**Directive:** Copy out every line in which the string "Бюджетные" occurs.

**Data records:**
━━━

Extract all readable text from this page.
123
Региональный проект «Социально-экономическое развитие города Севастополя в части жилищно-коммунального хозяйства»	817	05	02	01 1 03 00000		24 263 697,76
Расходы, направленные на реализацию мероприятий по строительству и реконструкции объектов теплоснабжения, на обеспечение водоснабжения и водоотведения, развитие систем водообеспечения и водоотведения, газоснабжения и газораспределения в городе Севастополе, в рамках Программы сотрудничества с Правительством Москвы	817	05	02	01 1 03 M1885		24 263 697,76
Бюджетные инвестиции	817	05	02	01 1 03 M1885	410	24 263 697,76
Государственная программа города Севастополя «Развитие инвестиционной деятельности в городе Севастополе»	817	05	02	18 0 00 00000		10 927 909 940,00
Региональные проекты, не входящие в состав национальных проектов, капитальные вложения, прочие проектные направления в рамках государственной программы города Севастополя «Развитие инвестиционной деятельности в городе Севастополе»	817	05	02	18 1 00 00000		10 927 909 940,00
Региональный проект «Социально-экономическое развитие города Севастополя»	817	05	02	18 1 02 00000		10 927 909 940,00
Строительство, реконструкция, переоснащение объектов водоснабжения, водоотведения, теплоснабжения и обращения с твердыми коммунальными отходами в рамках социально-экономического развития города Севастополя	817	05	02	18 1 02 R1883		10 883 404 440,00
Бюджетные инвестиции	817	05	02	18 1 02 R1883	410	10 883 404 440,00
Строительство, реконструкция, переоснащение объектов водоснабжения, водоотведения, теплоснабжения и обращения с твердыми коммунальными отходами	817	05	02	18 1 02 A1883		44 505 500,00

━━━

**Task answer:**
Бюджетные инвестиции	817	05	02	01 1 03 M1885	410	24 263 697,76
Бюджетные инвестиции	817	05	02	18 1 02 R1883	410	10 883 404 440,00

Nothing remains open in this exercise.